#### Source data ####

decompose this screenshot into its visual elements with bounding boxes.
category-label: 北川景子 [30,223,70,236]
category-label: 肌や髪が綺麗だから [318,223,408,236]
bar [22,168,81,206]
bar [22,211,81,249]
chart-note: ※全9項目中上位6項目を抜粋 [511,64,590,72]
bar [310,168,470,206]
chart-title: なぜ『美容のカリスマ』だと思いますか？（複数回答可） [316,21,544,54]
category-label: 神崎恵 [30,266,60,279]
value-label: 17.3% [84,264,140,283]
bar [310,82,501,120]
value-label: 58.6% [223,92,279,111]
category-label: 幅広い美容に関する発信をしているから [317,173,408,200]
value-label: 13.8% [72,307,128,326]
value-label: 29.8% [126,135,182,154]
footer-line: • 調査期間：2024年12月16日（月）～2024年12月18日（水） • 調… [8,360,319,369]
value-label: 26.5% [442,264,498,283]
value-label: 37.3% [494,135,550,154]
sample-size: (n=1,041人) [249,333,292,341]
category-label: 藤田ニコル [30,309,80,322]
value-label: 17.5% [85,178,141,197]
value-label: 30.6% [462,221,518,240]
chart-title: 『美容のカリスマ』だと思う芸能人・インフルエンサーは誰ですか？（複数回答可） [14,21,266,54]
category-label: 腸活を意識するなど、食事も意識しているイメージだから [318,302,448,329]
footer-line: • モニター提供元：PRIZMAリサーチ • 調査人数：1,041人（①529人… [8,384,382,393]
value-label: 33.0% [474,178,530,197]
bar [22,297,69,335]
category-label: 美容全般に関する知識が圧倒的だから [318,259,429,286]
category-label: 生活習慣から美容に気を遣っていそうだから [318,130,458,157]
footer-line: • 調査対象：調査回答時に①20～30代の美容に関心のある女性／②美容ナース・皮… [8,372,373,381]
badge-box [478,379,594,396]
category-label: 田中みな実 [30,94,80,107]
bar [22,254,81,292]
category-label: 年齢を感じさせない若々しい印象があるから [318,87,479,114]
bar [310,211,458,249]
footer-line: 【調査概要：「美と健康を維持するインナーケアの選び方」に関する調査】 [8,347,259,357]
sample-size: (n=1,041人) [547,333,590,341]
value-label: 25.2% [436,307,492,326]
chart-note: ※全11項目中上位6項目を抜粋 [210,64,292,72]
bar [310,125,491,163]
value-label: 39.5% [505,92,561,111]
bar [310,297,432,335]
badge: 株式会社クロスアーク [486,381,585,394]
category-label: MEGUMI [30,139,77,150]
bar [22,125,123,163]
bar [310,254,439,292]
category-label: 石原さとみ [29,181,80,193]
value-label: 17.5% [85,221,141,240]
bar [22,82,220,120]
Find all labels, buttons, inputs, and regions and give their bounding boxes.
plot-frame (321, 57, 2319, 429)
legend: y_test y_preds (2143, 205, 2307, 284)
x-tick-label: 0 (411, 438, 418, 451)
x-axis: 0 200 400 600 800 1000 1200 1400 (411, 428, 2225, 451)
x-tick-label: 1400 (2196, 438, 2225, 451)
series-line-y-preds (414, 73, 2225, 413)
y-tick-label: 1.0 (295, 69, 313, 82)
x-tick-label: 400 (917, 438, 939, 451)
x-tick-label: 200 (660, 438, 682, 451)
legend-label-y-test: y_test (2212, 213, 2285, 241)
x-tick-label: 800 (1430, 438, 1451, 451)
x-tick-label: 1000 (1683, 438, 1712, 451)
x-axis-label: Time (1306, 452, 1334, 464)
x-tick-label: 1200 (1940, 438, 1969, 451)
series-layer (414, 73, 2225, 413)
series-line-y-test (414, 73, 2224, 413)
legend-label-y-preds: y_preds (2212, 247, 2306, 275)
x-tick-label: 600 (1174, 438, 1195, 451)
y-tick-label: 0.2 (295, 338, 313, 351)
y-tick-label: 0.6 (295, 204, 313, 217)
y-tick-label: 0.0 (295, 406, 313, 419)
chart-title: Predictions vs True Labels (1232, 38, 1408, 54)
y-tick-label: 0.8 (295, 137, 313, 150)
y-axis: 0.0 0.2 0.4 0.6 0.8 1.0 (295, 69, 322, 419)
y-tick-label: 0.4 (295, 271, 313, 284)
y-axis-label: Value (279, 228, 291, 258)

####

Problem statement
Edit the items from the first line down through the line containing "category-label: 美容全般に関する知識が圧倒的だから [318,259,429,286]", changing every "value-label" to "percent-label" and keeping everything else the same. Give only those edited lines.

Result
decompose this screenshot into its visual elements with bounding boxes.
category-label: 北川景子 [30,223,70,236]
category-label: 肌や髪が綺麗だから [318,223,408,236]
bar [22,168,81,206]
bar [22,211,81,249]
chart-note: ※全9項目中上位6項目を抜粋 [511,64,590,72]
bar [310,168,470,206]
chart-title: なぜ『美容のカリスマ』だと思いますか？（複数回答可） [316,21,544,54]
category-label: 神崎恵 [30,266,60,279]
percent-label: 17.3% [84,264,140,283]
bar [310,82,501,120]
percent-label: 58.6% [223,92,279,111]
category-label: 幅広い美容に関する発信をしているから [317,173,408,200]
percent-label: 13.8% [72,307,128,326]
percent-label: 29.8% [126,135,182,154]
footer-line: • 調査期間：2024年12月16日（月）～2024年12月18日（水） • 調… [8,360,319,369]
percent-label: 26.5% [442,264,498,283]
percent-label: 37.3% [494,135,550,154]
sample-size: (n=1,041人) [249,333,292,341]
category-label: 藤田ニコル [30,309,80,322]
percent-label: 17.5% [85,178,141,197]
percent-label: 30.6% [462,221,518,240]
chart-title: 『美容のカリスマ』だと思う芸能人・インフルエンサーは誰ですか？（複数回答可） [14,21,266,54]
category-label: 腸活を意識するなど、食事も意識しているイメージだから [318,302,448,329]
footer-line: • モニター提供元：PRIZMAリサーチ • 調査人数：1,041人（①529人… [8,384,382,393]
percent-label: 33.0% [474,178,530,197]
bar [22,297,69,335]
category-label: 美容全般に関する知識が圧倒的だから [318,259,429,286]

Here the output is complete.